Set down all of the data exactly as it appears.

::::

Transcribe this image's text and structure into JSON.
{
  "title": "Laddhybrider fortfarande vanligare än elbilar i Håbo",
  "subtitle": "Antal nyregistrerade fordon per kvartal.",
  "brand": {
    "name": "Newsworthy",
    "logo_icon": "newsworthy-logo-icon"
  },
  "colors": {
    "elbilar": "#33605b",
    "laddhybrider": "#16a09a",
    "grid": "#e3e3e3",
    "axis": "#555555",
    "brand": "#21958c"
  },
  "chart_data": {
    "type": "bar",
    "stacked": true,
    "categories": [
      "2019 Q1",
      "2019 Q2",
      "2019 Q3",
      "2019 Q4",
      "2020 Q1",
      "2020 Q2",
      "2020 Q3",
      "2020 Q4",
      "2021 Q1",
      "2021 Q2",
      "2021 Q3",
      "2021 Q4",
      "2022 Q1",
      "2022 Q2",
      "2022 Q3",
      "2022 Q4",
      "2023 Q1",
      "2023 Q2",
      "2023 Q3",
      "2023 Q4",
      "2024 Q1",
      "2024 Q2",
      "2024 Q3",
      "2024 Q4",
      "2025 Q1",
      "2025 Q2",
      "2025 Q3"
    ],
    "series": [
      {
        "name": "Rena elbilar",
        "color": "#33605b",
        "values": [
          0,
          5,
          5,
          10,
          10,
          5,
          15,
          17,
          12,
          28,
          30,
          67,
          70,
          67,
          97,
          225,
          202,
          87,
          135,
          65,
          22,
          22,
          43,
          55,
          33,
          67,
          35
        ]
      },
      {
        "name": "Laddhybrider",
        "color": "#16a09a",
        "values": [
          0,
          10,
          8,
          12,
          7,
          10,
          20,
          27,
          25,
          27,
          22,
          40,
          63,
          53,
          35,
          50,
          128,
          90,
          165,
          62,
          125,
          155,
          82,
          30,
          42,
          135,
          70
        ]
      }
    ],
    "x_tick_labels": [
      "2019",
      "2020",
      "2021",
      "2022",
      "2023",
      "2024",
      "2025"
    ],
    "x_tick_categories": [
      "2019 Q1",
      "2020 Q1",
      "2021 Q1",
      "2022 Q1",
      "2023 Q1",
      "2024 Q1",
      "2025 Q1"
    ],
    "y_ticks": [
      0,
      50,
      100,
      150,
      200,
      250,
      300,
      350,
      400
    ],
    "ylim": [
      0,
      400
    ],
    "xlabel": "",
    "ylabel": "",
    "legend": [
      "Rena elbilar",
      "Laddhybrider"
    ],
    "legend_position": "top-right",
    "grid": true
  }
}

::::

* [The result]:
Transcribe this image's text and structure into JSON.
{
  "title": "Laddhybrider fortfarande vanligare än elbilar i Håbo",
  "subtitle": "Antal nyregistrerade fordon per kvartal.",
  "brand": {
    "name": "Newsworthy",
    "logo_icon": "newsworthy-logo-icon"
  },
  "colors": {
    "elbilar": "#33605b",
    "laddhybrider": "#16a09a",
    "grid": "#e3e3e3",
    "axis": "#555555",
    "brand": "#21958c"
  },
  "chart_data": {
    "type": "bar",
    "stacked": true,
    "categories": [
      "2019 Q1",
      "2019 Q2",
      "2019 Q3",
      "2019 Q4",
      "2020 Q1",
      "2020 Q2",
      "2020 Q3",
      "2020 Q4",
      "2021 Q1",
      "2021 Q2",
      "2021 Q3",
      "2021 Q4",
      "2022 Q1",
      "2022 Q2",
      "2022 Q3",
      "2022 Q4",
      "2023 Q1",
      "2023 Q2",
      "2023 Q3",
      "2023 Q4",
      "2024 Q1",
      "2024 Q2",
      "2024 Q3",
      "2024 Q4",
      "2025 Q1",
      "2025 Q2",
      "2025 Q3"
    ],
    "series": [
      {
        "name": "Rena elbilar",
        "color": "#33605b",
        "values": [
          0,
          5,
          5,
          10,
          10,
          5,
          15,
          17,
          12,
          28,
          30,
          67,
          70,
          67,
          97,
          225,
          202,
          87,
          135,
          65,
          22,
          22,
          43,
          55,
          33,
          67,
          35
        ]
      },
      {
        "name": "Laddhybrider",
        "color": "#16a09a",
        "values": [
          0,
          10,
          8,
          12,
          7,
          10,
          20,
          27,
          25,
          27,
          22,
          40,
          63,
          53,
          35,
          50,
          128,
          90,
          165,
          62,
          125,
          155,
          82,
          30,
          42,
          135,
          70
        ]
      }
    ],
    "x_tick_labels": [
      "2019",
      "2020",
      "2021",
      "2022",
      "2023",
      "2024",
      "2025"
    ],
    "x_tick_categories": [
      "2019 Q1",
      "2020 Q1",
      "2021 Q1",
      "2022 Q1",
      "2023 Q1",
      "2024 Q1",
      "2025 Q1"
    ],
    "y_ticks": [
      0,
      50,
      100,
      150,
      200,
      250,
      300,
      350,
      400
    ],
    "ylim": [
      0,
      400
    ],
    "xlabel": "",
    "ylabel": "",
    "legend": [
      "Rena elbilar",
      "Laddhybrider"
    ],
    "legend_position": "top-right",
    "grid": true
  }
}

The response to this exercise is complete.